- **Data in this exercise**:
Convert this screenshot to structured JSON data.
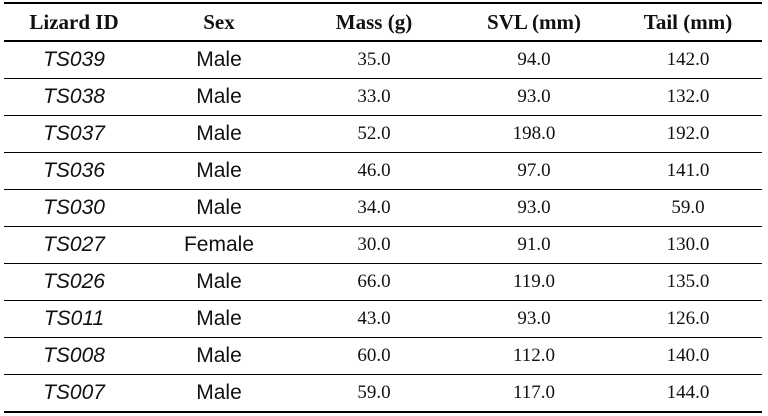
{
  "table": {
    "headers": [
      "Lizard ID",
      "Sex",
      "Mass (g)",
      "SVL (mm)",
      "Tail (mm)"
    ],
    "rows": [
      [
        "TS039",
        "Male",
        "35.0",
        "94.0",
        "142.0"
      ],
      [
        "TS038",
        "Male",
        "33.0",
        "93.0",
        "132.0"
      ],
      [
        "TS037",
        "Male",
        "52.0",
        "198.0",
        "192.0"
      ],
      [
        "TS036",
        "Male",
        "46.0",
        "97.0",
        "141.0"
      ],
      [
        "TS030",
        "Male",
        "34.0",
        "93.0",
        "59.0"
      ],
      [
        "TS027",
        "Female",
        "30.0",
        "91.0",
        "130.0"
      ],
      [
        "TS026",
        "Male",
        "66.0",
        "119.0",
        "135.0"
      ],
      [
        "TS011",
        "Male",
        "43.0",
        "93.0",
        "126.0"
      ],
      [
        "TS008",
        "Male",
        "60.0",
        "112.0",
        "140.0"
      ],
      [
        "TS007",
        "Male",
        "59.0",
        "117.0",
        "144.0"
      ]
    ]
  }
}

- **Your instructions**: Extract the text of all the records above verbatim, excluding pictures.

- **Completed exercise**:
Convert this screenshot to structured JSON data.
{
  "table": {
    "headers": [
      "Lizard ID",
      "Sex",
      "Mass (g)",
      "SVL (mm)",
      "Tail (mm)"
    ],
    "rows": [
      [
        "TS039",
        "Male",
        "35.0",
        "94.0",
        "142.0"
      ],
      [
        "TS038",
        "Male",
        "33.0",
        "93.0",
        "132.0"
      ],
      [
        "TS037",
        "Male",
        "52.0",
        "198.0",
        "192.0"
      ],
      [
        "TS036",
        "Male",
        "46.0",
        "97.0",
        "141.0"
      ],
      [
        "TS030",
        "Male",
        "34.0",
        "93.0",
        "59.0"
      ],
      [
        "TS027",
        "Female",
        "30.0",
        "91.0",
        "130.0"
      ],
      [
        "TS026",
        "Male",
        "66.0",
        "119.0",
        "135.0"
      ],
      [
        "TS011",
        "Male",
        "43.0",
        "93.0",
        "126.0"
      ],
      [
        "TS008",
        "Male",
        "60.0",
        "112.0",
        "140.0"
      ],
      [
        "TS007",
        "Male",
        "59.0",
        "117.0",
        "144.0"
      ]
    ]
  }
}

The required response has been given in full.